— BEGIN Source data —

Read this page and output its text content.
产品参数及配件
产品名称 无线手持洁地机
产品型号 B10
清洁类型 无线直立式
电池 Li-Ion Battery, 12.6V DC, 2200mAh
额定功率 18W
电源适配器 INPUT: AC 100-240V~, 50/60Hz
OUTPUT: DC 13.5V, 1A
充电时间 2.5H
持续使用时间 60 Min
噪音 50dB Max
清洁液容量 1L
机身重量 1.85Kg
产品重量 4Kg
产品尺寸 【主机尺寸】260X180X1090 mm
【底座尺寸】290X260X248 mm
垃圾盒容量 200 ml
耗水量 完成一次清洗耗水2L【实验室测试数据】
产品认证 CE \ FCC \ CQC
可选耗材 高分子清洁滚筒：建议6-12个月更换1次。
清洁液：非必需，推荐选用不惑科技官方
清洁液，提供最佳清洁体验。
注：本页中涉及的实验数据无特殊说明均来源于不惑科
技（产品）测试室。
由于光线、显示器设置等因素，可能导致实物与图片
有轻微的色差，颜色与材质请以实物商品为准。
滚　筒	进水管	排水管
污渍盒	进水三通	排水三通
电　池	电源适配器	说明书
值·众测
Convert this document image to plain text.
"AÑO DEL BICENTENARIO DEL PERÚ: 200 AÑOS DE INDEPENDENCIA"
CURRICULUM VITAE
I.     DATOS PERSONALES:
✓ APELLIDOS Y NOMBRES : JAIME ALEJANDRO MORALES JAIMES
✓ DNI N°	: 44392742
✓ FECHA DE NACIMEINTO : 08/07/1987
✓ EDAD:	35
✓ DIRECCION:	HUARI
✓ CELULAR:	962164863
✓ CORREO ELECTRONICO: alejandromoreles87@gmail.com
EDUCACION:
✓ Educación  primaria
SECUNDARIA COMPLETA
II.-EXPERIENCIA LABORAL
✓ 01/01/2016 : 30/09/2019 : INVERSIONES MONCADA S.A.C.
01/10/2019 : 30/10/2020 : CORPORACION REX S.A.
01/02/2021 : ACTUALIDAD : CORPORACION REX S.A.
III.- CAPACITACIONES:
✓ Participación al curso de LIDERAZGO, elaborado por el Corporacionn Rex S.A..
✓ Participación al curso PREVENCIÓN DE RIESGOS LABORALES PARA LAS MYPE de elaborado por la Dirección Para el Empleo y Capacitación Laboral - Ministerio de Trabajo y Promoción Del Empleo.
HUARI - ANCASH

— END Source data —

#### Your instructions
Reproduce all of the data exactly as given.

#### Exercise result
Read this page and output its text content.
产品参数及配件
产品名称 无线手持洁地机
产品型号 B10
清洁类型 无线直立式
电池 Li-Ion Battery, 12.6V DC, 2200mAh
额定功率 18W
电源适配器 INPUT: AC 100-240V~, 50/60Hz
OUTPUT: DC 13.5V, 1A
充电时间 2.5H
持续使用时间 60 Min
噪音 50dB Max
清洁液容量 1L
机身重量 1.85Kg
产品重量 4Kg
产品尺寸 【主机尺寸】260X180X1090 mm
【底座尺寸】290X260X248 mm
垃圾盒容量 200 ml
耗水量 完成一次清洗耗水2L【实验室测试数据】
产品认证 CE \ FCC \ CQC
可选耗材 高分子清洁滚筒：建议6-12个月更换1次。
清洁液：非必需，推荐选用不惑科技官方
清洁液，提供最佳清洁体验。
注：本页中涉及的实验数据无特殊说明均来源于不惑科
技（产品）测试室。
由于光线、显示器设置等因素，可能导致实物与图片
有轻微的色差，颜色与材质请以实物商品为准。
滚　筒	进水管	排水管
污渍盒	进水三通	排水三通
电　池	电源适配器	说明书
值·众测
Convert this document image to plain text.
"AÑO DEL BICENTENARIO DEL PERÚ: 200 AÑOS DE INDEPENDENCIA"
CURRICULUM VITAE
I.     DATOS PERSONALES:
✓ APELLIDOS Y NOMBRES : JAIME ALEJANDRO MORALES JAIMES
✓ DNI N°	: 44392742
✓ FECHA DE NACIMEINTO : 08/07/1987
✓ EDAD:	35
✓ DIRECCION:	HUARI
✓ CELULAR:	962164863
✓ CORREO ELECTRONICO: alejandromoreles87@gmail.com
EDUCACION:
✓ Educación  primaria
SECUNDARIA COMPLETA
II.-EXPERIENCIA LABORAL
✓ 01/01/2016 : 30/09/2019 : INVERSIONES MONCADA S.A.C.
01/10/2019 : 30/10/2020 : CORPORACION REX S.A.
01/02/2021 : ACTUALIDAD : CORPORACION REX S.A.
III.- CAPACITACIONES:
✓ Participación al curso de LIDERAZGO, elaborado por el Corporacionn Rex S.A..
✓ Participación al curso PREVENCIÓN DE RIESGOS LABORALES PARA LAS MYPE de elaborado por la Dirección Para el Empleo y Capacitación Laboral - Ministerio de Trabajo y Promoción Del Empleo.
HUARI - ANCASH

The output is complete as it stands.